[Stored data entries]

----------------------------------------

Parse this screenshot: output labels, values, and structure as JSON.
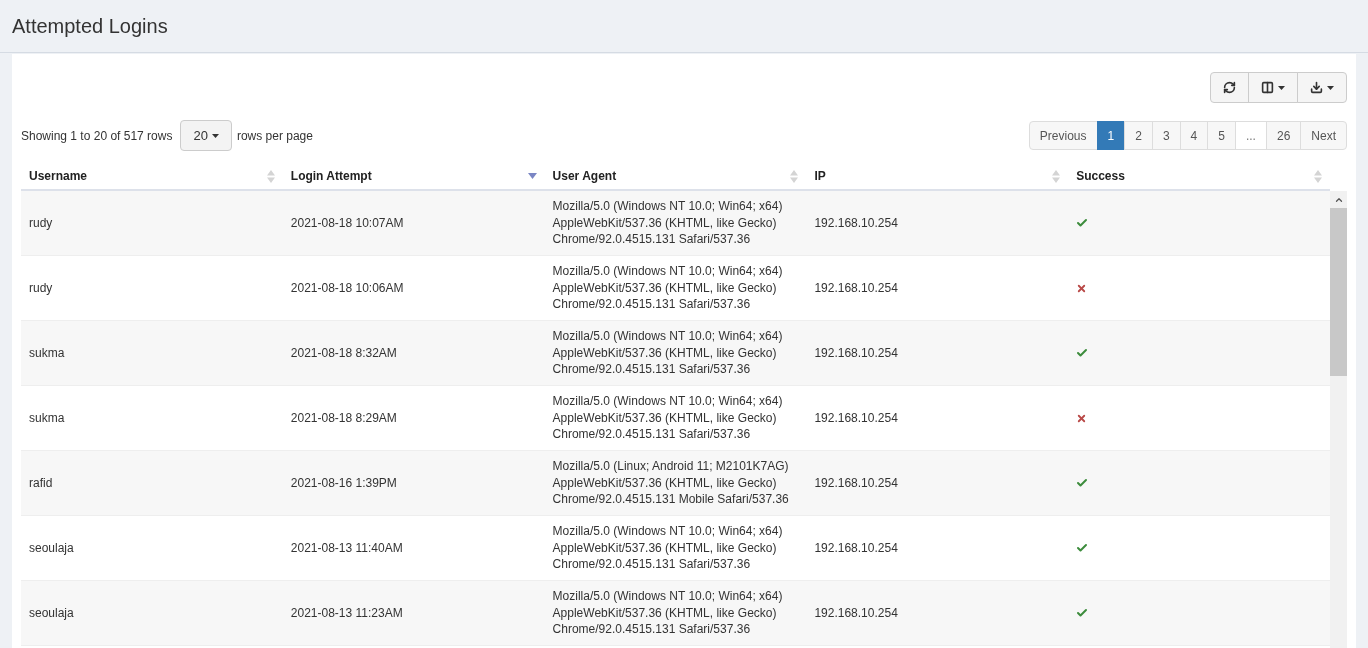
{
  "page": {
    "title": "Attempted Logins"
  },
  "toolbar": {
    "buttons": [
      {
        "kind": "refresh",
        "caret": false
      },
      {
        "kind": "columns",
        "caret": true
      },
      {
        "kind": "export",
        "caret": true
      }
    ]
  },
  "pagination_info": {
    "summary": "Showing 1 to 20 of 517 rows",
    "page_size": "20",
    "suffix": "rows per page"
  },
  "pagination": [
    {
      "label": "Previous",
      "selected": false,
      "disabled": false
    },
    {
      "label": "1",
      "selected": true,
      "disabled": false
    },
    {
      "label": "2",
      "selected": false,
      "disabled": false
    },
    {
      "label": "3",
      "selected": false,
      "disabled": false
    },
    {
      "label": "4",
      "selected": false,
      "disabled": false
    },
    {
      "label": "5",
      "selected": false,
      "disabled": false
    },
    {
      "label": "...",
      "selected": false,
      "disabled": true
    },
    {
      "label": "26",
      "selected": false,
      "disabled": false
    },
    {
      "label": "Next",
      "selected": false,
      "disabled": false
    }
  ],
  "table": {
    "columns": [
      {
        "label": "Username",
        "sorted": false
      },
      {
        "label": "Login Attempt",
        "sorted": true
      },
      {
        "label": "User Agent",
        "sorted": false
      },
      {
        "label": "IP",
        "sorted": false
      },
      {
        "label": "Success",
        "sorted": false
      }
    ],
    "rows": [
      {
        "username": "rudy",
        "time": "2021-08-18 10:07AM",
        "agent": [
          "Mozilla/5.0 (Windows NT 10.0; Win64; x64)",
          "AppleWebKit/537.36 (KHTML, like Gecko)",
          "Chrome/92.0.4515.131 Safari/537.36"
        ],
        "ip": "192.168.10.254",
        "success": true
      },
      {
        "username": "rudy",
        "time": "2021-08-18 10:06AM",
        "agent": [
          "Mozilla/5.0 (Windows NT 10.0; Win64; x64)",
          "AppleWebKit/537.36 (KHTML, like Gecko)",
          "Chrome/92.0.4515.131 Safari/537.36"
        ],
        "ip": "192.168.10.254",
        "success": false
      },
      {
        "username": "sukma",
        "time": "2021-08-18 8:32AM",
        "agent": [
          "Mozilla/5.0 (Windows NT 10.0; Win64; x64)",
          "AppleWebKit/537.36 (KHTML, like Gecko)",
          "Chrome/92.0.4515.131 Safari/537.36"
        ],
        "ip": "192.168.10.254",
        "success": true
      },
      {
        "username": "sukma",
        "time": "2021-08-18 8:29AM",
        "agent": [
          "Mozilla/5.0 (Windows NT 10.0; Win64; x64)",
          "AppleWebKit/537.36 (KHTML, like Gecko)",
          "Chrome/92.0.4515.131 Safari/537.36"
        ],
        "ip": "192.168.10.254",
        "success": false
      },
      {
        "username": "rafid",
        "time": "2021-08-16 1:39PM",
        "agent": [
          "Mozilla/5.0 (Linux; Android 11; M2101K7AG)",
          "AppleWebKit/537.36 (KHTML, like Gecko)",
          "Chrome/92.0.4515.131 Mobile Safari/537.36"
        ],
        "ip": "192.168.10.254",
        "success": true
      },
      {
        "username": "seoulaja",
        "time": "2021-08-13 11:40AM",
        "agent": [
          "Mozilla/5.0 (Windows NT 10.0; Win64; x64)",
          "AppleWebKit/537.36 (KHTML, like Gecko)",
          "Chrome/92.0.4515.131 Safari/537.36"
        ],
        "ip": "192.168.10.254",
        "success": true
      },
      {
        "username": "seoulaja",
        "time": "2021-08-13 11:23AM",
        "agent": [
          "Mozilla/5.0 (Windows NT 10.0; Win64; x64)",
          "AppleWebKit/537.36 (KHTML, like Gecko)",
          "Chrome/92.0.4515.131 Safari/537.36"
        ],
        "ip": "192.168.10.254",
        "success": true
      }
    ]
  }
}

----------------------------------------

Do this = Each entry must be retyped word for word, with every image omitted.

Full answer =
Parse this screenshot: output labels, values, and structure as JSON.
{
  "page": {
    "title": "Attempted Logins"
  },
  "toolbar": {
    "buttons": [
      {
        "kind": "refresh",
        "caret": false
      },
      {
        "kind": "columns",
        "caret": true
      },
      {
        "kind": "export",
        "caret": true
      }
    ]
  },
  "pagination_info": {
    "summary": "Showing 1 to 20 of 517 rows",
    "page_size": "20",
    "suffix": "rows per page"
  },
  "pagination": [
    {
      "label": "Previous",
      "selected": false,
      "disabled": false
    },
    {
      "label": "1",
      "selected": true,
      "disabled": false
    },
    {
      "label": "2",
      "selected": false,
      "disabled": false
    },
    {
      "label": "3",
      "selected": false,
      "disabled": false
    },
    {
      "label": "4",
      "selected": false,
      "disabled": false
    },
    {
      "label": "5",
      "selected": false,
      "disabled": false
    },
    {
      "label": "...",
      "selected": false,
      "disabled": true
    },
    {
      "label": "26",
      "selected": false,
      "disabled": false
    },
    {
      "label": "Next",
      "selected": false,
      "disabled": false
    }
  ],
  "table": {
    "columns": [
      {
        "label": "Username",
        "sorted": false
      },
      {
        "label": "Login Attempt",
        "sorted": true
      },
      {
        "label": "User Agent",
        "sorted": false
      },
      {
        "label": "IP",
        "sorted": false
      },
      {
        "label": "Success",
        "sorted": false
      }
    ],
    "rows": [
      {
        "username": "rudy",
        "time": "2021-08-18 10:07AM",
        "agent": [
          "Mozilla/5.0 (Windows NT 10.0; Win64; x64)",
          "AppleWebKit/537.36 (KHTML, like Gecko)",
          "Chrome/92.0.4515.131 Safari/537.36"
        ],
        "ip": "192.168.10.254",
        "success": true
      },
      {
        "username": "rudy",
        "time": "2021-08-18 10:06AM",
        "agent": [
          "Mozilla/5.0 (Windows NT 10.0; Win64; x64)",
          "AppleWebKit/537.36 (KHTML, like Gecko)",
          "Chrome/92.0.4515.131 Safari/537.36"
        ],
        "ip": "192.168.10.254",
        "success": false
      },
      {
        "username": "sukma",
        "time": "2021-08-18 8:32AM",
        "agent": [
          "Mozilla/5.0 (Windows NT 10.0; Win64; x64)",
          "AppleWebKit/537.36 (KHTML, like Gecko)",
          "Chrome/92.0.4515.131 Safari/537.36"
        ],
        "ip": "192.168.10.254",
        "success": true
      },
      {
        "username": "sukma",
        "time": "2021-08-18 8:29AM",
        "agent": [
          "Mozilla/5.0 (Windows NT 10.0; Win64; x64)",
          "AppleWebKit/537.36 (KHTML, like Gecko)",
          "Chrome/92.0.4515.131 Safari/537.36"
        ],
        "ip": "192.168.10.254",
        "success": false
      },
      {
        "username": "rafid",
        "time": "2021-08-16 1:39PM",
        "agent": [
          "Mozilla/5.0 (Linux; Android 11; M2101K7AG)",
          "AppleWebKit/537.36 (KHTML, like Gecko)",
          "Chrome/92.0.4515.131 Mobile Safari/537.36"
        ],
        "ip": "192.168.10.254",
        "success": true
      },
      {
        "username": "seoulaja",
        "time": "2021-08-13 11:40AM",
        "agent": [
          "Mozilla/5.0 (Windows NT 10.0; Win64; x64)",
          "AppleWebKit/537.36 (KHTML, like Gecko)",
          "Chrome/92.0.4515.131 Safari/537.36"
        ],
        "ip": "192.168.10.254",
        "success": true
      },
      {
        "username": "seoulaja",
        "time": "2021-08-13 11:23AM",
        "agent": [
          "Mozilla/5.0 (Windows NT 10.0; Win64; x64)",
          "AppleWebKit/537.36 (KHTML, like Gecko)",
          "Chrome/92.0.4515.131 Safari/537.36"
        ],
        "ip": "192.168.10.254",
        "success": true
      }
    ]
  }
}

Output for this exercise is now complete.